-- JOB --
All lines below must be repeated exactly, with the pictures omitted.

-- DATA SUPPLIED --
□ □ □

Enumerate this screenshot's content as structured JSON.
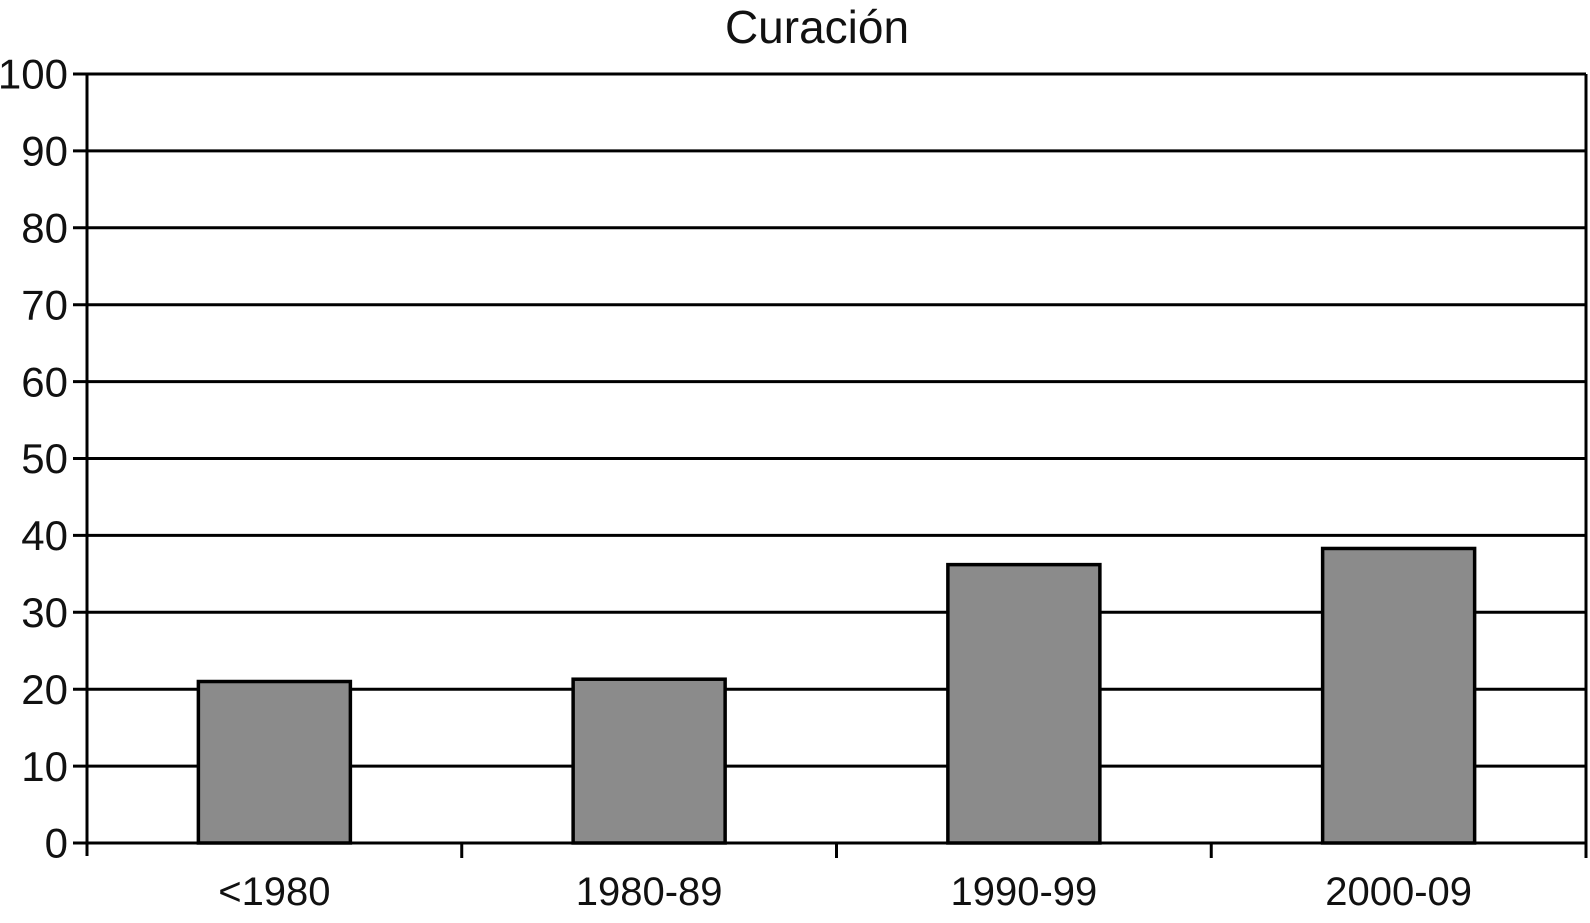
{
  "page": {
    "background": "#ffffff"
  },
  "chart_data": {
    "type": "bar",
    "title": "Curación",
    "categories": [
      "<1980",
      "1980-89",
      "1990-99",
      "2000-09"
    ],
    "values": [
      21,
      21.3,
      36.2,
      38.3
    ],
    "xlabel": "",
    "ylabel": "",
    "ylim": [
      0,
      100
    ],
    "ytick_step": 10,
    "ytick_labels": [
      "0",
      "10",
      "20",
      "30",
      "40",
      "50",
      "60",
      "70",
      "80",
      "90",
      "100"
    ],
    "grid": "horizontal-full-width",
    "legend": "none",
    "colors": {
      "bar_fill": "#8b8b8b",
      "bar_stroke": "#000000",
      "axis": "#000000",
      "gridline": "#000000",
      "text": "#111111",
      "background": "#ffffff"
    }
  }
}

□ □ □

-- RESULT --
Enumerate this screenshot's content as structured JSON.
{
  "page": {
    "background": "#ffffff"
  },
  "chart_data": {
    "type": "bar",
    "title": "Curación",
    "categories": [
      "<1980",
      "1980-89",
      "1990-99",
      "2000-09"
    ],
    "values": [
      21,
      21.3,
      36.2,
      38.3
    ],
    "xlabel": "",
    "ylabel": "",
    "ylim": [
      0,
      100
    ],
    "ytick_step": 10,
    "ytick_labels": [
      "0",
      "10",
      "20",
      "30",
      "40",
      "50",
      "60",
      "70",
      "80",
      "90",
      "100"
    ],
    "grid": "horizontal-full-width",
    "legend": "none",
    "colors": {
      "bar_fill": "#8b8b8b",
      "bar_stroke": "#000000",
      "axis": "#000000",
      "gridline": "#000000",
      "text": "#111111",
      "background": "#ffffff"
    }
  }
}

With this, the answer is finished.